[Stored entries]
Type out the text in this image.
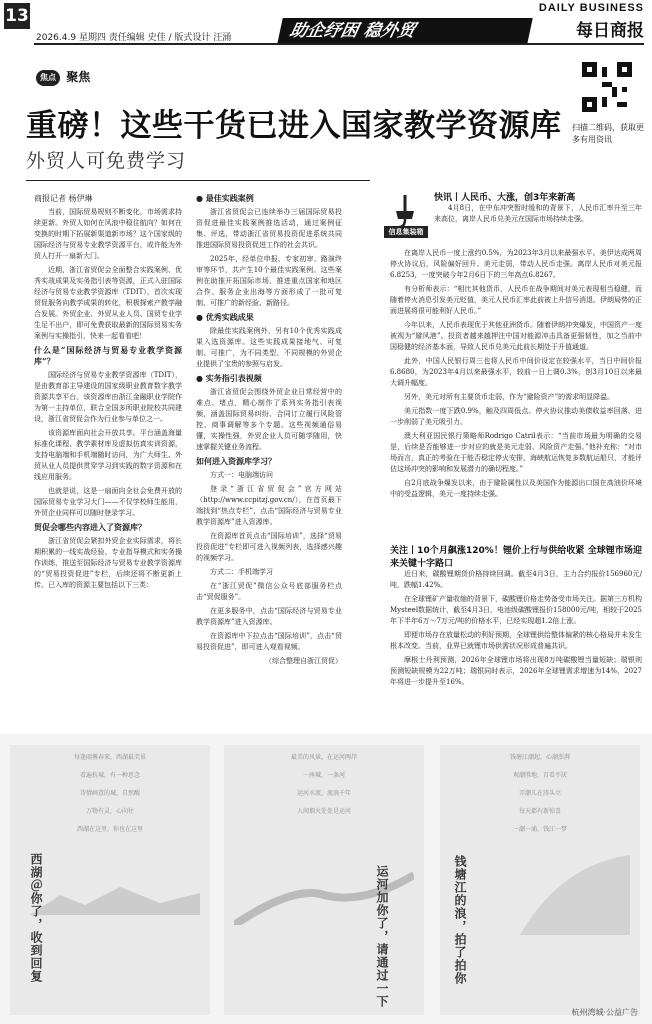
13
2026.4.9 星期四 责任编辑 史佳 / 版式设计 汪涌	助企纾困 稳外贸
DAILY BUSINESS
每日商报
焦点 聚焦
重磅！这些干货已进入国家教学资源库
外贸人可免费学习
扫描二维码，获取更多有用资讯

商报记者 杨伊琳

当前，国际贸易规则不断变化，市场需求持续更新。外贸人如何在风浪中稳住航向？如何在变换的时期下拓展新渠道新市场？这个国家级的国际经济与贸易专业教学资源平台，或许能为外贸人打开一扇新大门。

近期，浙江省贸促会全面整合实践案例、优秀实战成果及实务指引表等资源，正式入驻国际经济与贸易专业教学资源库（TDIT），首次实现贸促服务向教学成果的转化，积极探索产教学融合发展。外贸企业、外贸从业人员、国贸专业学生足不出户，即可免费获取最新的国际贸易实务案例与实操指引，快来一起看看吧！

什么是“国际经济与贸易专业教学资源库”？

国际经济与贸易专业教学资源库（TDIT），是由教育部主导建设的国家级职业教育数字教学资源共享平台。该资源库由浙江金融职业学院作为第一主持单位，联合全国多所职业院校共同建设，浙江省贸促会作为行业参与单位之一。

该资源库面向社会开放共享。平台涵盖海量标准化课程、教学素材库及虚拟仿真实训资源，支持电脑端和手机端随时访问，为广大师生、外贸从业人员提供贯穿学习到实践的数字资源和在线应用服务。

也就是说，这是一扇面向全社会免费开放的国际贸易专业学习大门——不仅学校师生能用，外贸企业同样可以随时登录学习。

贸促会哪些内容进入了资源库？

浙江省贸促会紧扣外贸企业实际需求，将长期积累的一线实战经验、专业指导模式和实务操作训练，推送至国际经济与贸易专业教学资源库的“贸易投资促进”专栏，后续还将不断更新上传。已入库的资源主要包括以下三类：

● 最佳实践案例

浙江省贸促会已连续举办三届国际贸易投资促进最佳实践案例推选活动，通过案例征集、评选，带动浙江省贸易投资促进系统共同推进国际贸易投资促进工作的社会共识。

2025年，经单位申报、专家初审、路演终审等环节，共产生10个最佳实践案例。这些案例在助推开拓国际市场、推进重点国家和地区合作、服务企业出海等方面形成了一批可复制、可推广的新经验、新路径。

● 优秀实践成果

除最佳实践案例外，另有10个优秀实践成果入选资源库。这些实践成果接地气、可复制、可推广，为不同类型、不同规模的外贸企业提供了宝贵的参照与启发。

● 实务指引表视频

浙江省贸促会围绕外贸企业日常经营中的难点、堵点，精心制作了系列实务指引表视频，涵盖国际贸易纠纷、合同订立履行风险管控、商事调解等多个专题。这些视频通俗易懂，实操性强，外贸企业人员可随学随用，快速掌握关键业务流程。

如何进入资源库学习？

方式一：电脑端访问

登录“浙江省贸促会”官方网站（http://www.ccpitzj.gov.cn/），在首页最下端找到“热点专栏”，点击“国际经济与贸易专业教学资源库”进入资源库。

在资源库首页点击“国际培训”，选择“贸易投资促进”专栏即可进入视频列表，选择感兴趣的视频学习。

方式二：手机端学习

在“浙江贸促”微信公众号底部服务栏点击“贸促服务”。

在更多服务中，点击“国际经济与贸易专业教学资源库”进入资源库。

在资源库中下拉点击“国际培训”，点击“贸易投资促进”，即可进入观看视频。

（综合整理自浙江贸促）

信息集装箱
快讯丨人民币、大涨，创3年来新高

4月8日，在中东冲突暂时缓和的背景下，人民币汇率升至三年来高位，离岸人民币兑美元在国际市场持续走强。

在离岸人民币一度上涨约0.5%，为2023年3月以来最强水平。美伊达成两周停火协议后，风险偏好回升、美元走弱，带动人民币走强。离岸人民币对美元报6.8253，一度突破今年2月6日下的三年高点6.8267。

有分析师表示：“相比其他货币，人民币在战争期间对美元表现相当稳健，而随着停火消息引发美元贬值，美元人民币汇率此前被上升信号消退。伊朗局势的正面进展将很可能利好人民币。”

今年以来，人民币表现优于其他亚洲货币。随着伊朗冲突爆发，中国资产一度被视为“避风港”。投资者越来越押注中国对能源冲击具备更强韧性，加之当前中国稳健的经济基本面，导致人民币兑美元此前长期处于升值通道。

此外，中国人民银行周三也将人民币中间价设定在较强水平，当日中间价报6.8680，为2023年4月以来最强水平，较前一日上调0.3%，创3月10日以来最大调升幅度。

另外，美元对所有主要货币走弱，作为“避险资产”的需求明显降温。

美元指数一度下跌0.9%，触及四周低点。停火协议推动美债收益率回落，进一步削弱了美元吸引力。

澳大利亚国民银行策略师Rodrigo Catril表示：“当前市场最为明确的交易是，后续是否能够进一步对应的就是美元走弱、风险资产走强。”他补充称：“对市场而言，真正的考验在于能否稳定停火安排，海峡航运恢复多数航运船只，才能评估这场冲突的影响和发展潜力的确切程度。”

自2月底战争爆发以来，由于避险属性以及美国作为能源出口国在高油价环境中的受益逻辑，美元一度持续走强。

关注丨10个月飙涨120%！锂价上行与供给收紧 全球锂市场迎来关键十字路口

近日来，碳酸锂期货价格持续回调。截至4月3日，主力合约报价156960元/吨，跌幅1.42%。

在全球锂矿产量收缩的背景下，碳酸锂价格走势备受市场关注。据第三方机构Mysteel数据统计，截至4月3日，电池级碳酸锂报价158000元/吨，相较于2025年下半年6万～7万元/吨的价格水平，已经实现超1.2倍上涨。

即便市场存在放量松动的利好预期，全球锂供给整体偏紧的核心格局并未发生根本改变。当前，业界已就锂市场供需状况形成普遍共识。

摩根士丹利预测，2026年全球锂市场将出现8万吨碳酸锂当量短缺；瑞银则预测短缺规模为22万吨；瑞银同时表示，2026年全球锂需求增速为14%，2027年将进一步提升至16%。

每逢雨雾春来，西湖最美景
看遍杭城，有一种思念
诗情画意的城，自然醒
万物有灵，心向往
西湖在这里，你也在这里
西湖＠你了，收到回复
最美的风景，在运河两岸
一座城，一条河
运河水流，流淌千年
人间烟火处处是运河
运河加你了，请通过一下
钱塘江潮起，心潮澎湃
观潮胜地，百看不厌
弄潮儿在涛头立
每天都有新惊喜
一潮一涌，钱江一梦
钱塘江的浪，拍了拍你
杭州湾城·公益广告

**WHAT IS BEING ASKED:**
Strip the images and reproduce the remaining records precisely.

**SOLUTION BELOW:**
Type out the text in this image.
13
2026.4.9 星期四 责任编辑 史佳 / 版式设计 汪涌	助企纾困 稳外贸
DAILY BUSINESS
每日商报
焦点 聚焦
重磅！这些干货已进入国家教学资源库
外贸人可免费学习
扫描二维码，获取更多有用资讯

商报记者 杨伊琳

当前，国际贸易规则不断变化，市场需求持续更新。外贸人如何在风浪中稳住航向？如何在变换的时期下拓展新渠道新市场？这个国家级的国际经济与贸易专业教学资源平台，或许能为外贸人打开一扇新大门。

近期，浙江省贸促会全面整合实践案例、优秀实战成果及实务指引表等资源，正式入驻国际经济与贸易专业教学资源库（TDIT），首次实现贸促服务向教学成果的转化，积极探索产教学融合发展。外贸企业、外贸从业人员、国贸专业学生足不出户，即可免费获取最新的国际贸易实务案例与实操指引，快来一起看看吧！

什么是“国际经济与贸易专业教学资源库”？

国际经济与贸易专业教学资源库（TDIT），是由教育部主导建设的国家级职业教育数字教学资源共享平台。该资源库由浙江金融职业学院作为第一主持单位，联合全国多所职业院校共同建设，浙江省贸促会作为行业参与单位之一。

该资源库面向社会开放共享。平台涵盖海量标准化课程、教学素材库及虚拟仿真实训资源，支持电脑端和手机端随时访问，为广大师生、外贸从业人员提供贯穿学习到实践的数字资源和在线应用服务。

也就是说，这是一扇面向全社会免费开放的国际贸易专业学习大门——不仅学校师生能用，外贸企业同样可以随时登录学习。

贸促会哪些内容进入了资源库？

浙江省贸促会紧扣外贸企业实际需求，将长期积累的一线实战经验、专业指导模式和实务操作训练，推送至国际经济与贸易专业教学资源库的“贸易投资促进”专栏，后续还将不断更新上传。已入库的资源主要包括以下三类：

● 最佳实践案例

浙江省贸促会已连续举办三届国际贸易投资促进最佳实践案例推选活动，通过案例征集、评选，带动浙江省贸易投资促进系统共同推进国际贸易投资促进工作的社会共识。

2025年，经单位申报、专家初审、路演终审等环节，共产生10个最佳实践案例。这些案例在助推开拓国际市场、推进重点国家和地区合作、服务企业出海等方面形成了一批可复制、可推广的新经验、新路径。

● 优秀实践成果

除最佳实践案例外，另有10个优秀实践成果入选资源库。这些实践成果接地气、可复制、可推广，为不同类型、不同规模的外贸企业提供了宝贵的参照与启发。

● 实务指引表视频

浙江省贸促会围绕外贸企业日常经营中的难点、堵点，精心制作了系列实务指引表视频，涵盖国际贸易纠纷、合同订立履行风险管控、商事调解等多个专题。这些视频通俗易懂，实操性强，外贸企业人员可随学随用，快速掌握关键业务流程。

如何进入资源库学习？

方式一：电脑端访问

登录“浙江省贸促会”官方网站（http://www.ccpitzj.gov.cn/），在首页最下端找到“热点专栏”，点击“国际经济与贸易专业教学资源库”进入资源库。

在资源库首页点击“国际培训”，选择“贸易投资促进”专栏即可进入视频列表，选择感兴趣的视频学习。

方式二：手机端学习

在“浙江贸促”微信公众号底部服务栏点击“贸促服务”。

在更多服务中，点击“国际经济与贸易专业教学资源库”进入资源库。

在资源库中下拉点击“国际培训”，点击“贸易投资促进”，即可进入观看视频。

（综合整理自浙江贸促）

信息集装箱
快讯丨人民币、大涨，创3年来新高

4月8日，在中东冲突暂时缓和的背景下，人民币汇率升至三年来高位，离岸人民币兑美元在国际市场持续走强。

在离岸人民币一度上涨约0.5%，为2023年3月以来最强水平。美伊达成两周停火协议后，风险偏好回升、美元走弱，带动人民币走强。离岸人民币对美元报6.8253，一度突破今年2月6日下的三年高点6.8267。

有分析师表示：“相比其他货币，人民币在战争期间对美元表现相当稳健，而随着停火消息引发美元贬值，美元人民币汇率此前被上升信号消退。伊朗局势的正面进展将很可能利好人民币。”

今年以来，人民币表现优于其他亚洲货币。随着伊朗冲突爆发，中国资产一度被视为“避风港”。投资者越来越押注中国对能源冲击具备更强韧性，加之当前中国稳健的经济基本面，导致人民币兑美元此前长期处于升值通道。

此外，中国人民银行周三也将人民币中间价设定在较强水平，当日中间价报6.8680，为2023年4月以来最强水平，较前一日上调0.3%，创3月10日以来最大调升幅度。

另外，美元对所有主要货币走弱，作为“避险资产”的需求明显降温。

美元指数一度下跌0.9%，触及四周低点。停火协议推动美债收益率回落，进一步削弱了美元吸引力。

澳大利亚国民银行策略师Rodrigo Catril表示：“当前市场最为明确的交易是，后续是否能够进一步对应的就是美元走弱、风险资产走强。”他补充称：“对市场而言，真正的考验在于能否稳定停火安排，海峡航运恢复多数航运船只，才能评估这场冲突的影响和发展潜力的确切程度。”

自2月底战争爆发以来，由于避险属性以及美国作为能源出口国在高油价环境中的受益逻辑，美元一度持续走强。

关注丨10个月飙涨120%！锂价上行与供给收紧 全球锂市场迎来关键十字路口

近日来，碳酸锂期货价格持续回调。截至4月3日，主力合约报价156960元/吨，跌幅1.42%。

在全球锂矿产量收缩的背景下，碳酸锂价格走势备受市场关注。据第三方机构Mysteel数据统计，截至4月3日，电池级碳酸锂报价158000元/吨，相较于2025年下半年6万～7万元/吨的价格水平，已经实现超1.2倍上涨。

即便市场存在放量松动的利好预期，全球锂供给整体偏紧的核心格局并未发生根本改变。当前，业界已就锂市场供需状况形成普遍共识。

摩根士丹利预测，2026年全球锂市场将出现8万吨碳酸锂当量短缺；瑞银则预测短缺规模为22万吨；瑞银同时表示，2026年全球锂需求增速为14%，2027年将进一步提升至16%。

每逢雨雾春来，西湖最美景
看遍杭城，有一种思念
诗情画意的城，自然醒
万物有灵，心向往
西湖在这里，你也在这里
西湖＠你了，收到回复
最美的风景，在运河两岸
一座城，一条河
运河水流，流淌千年
人间烟火处处是运河
运河加你了，请通过一下
钱塘江潮起，心潮澎湃
观潮胜地，百看不厌
弄潮儿在涛头立
每天都有新惊喜
一潮一涌，钱江一梦
钱塘江的浪，拍了拍你
杭州湾城·公益广告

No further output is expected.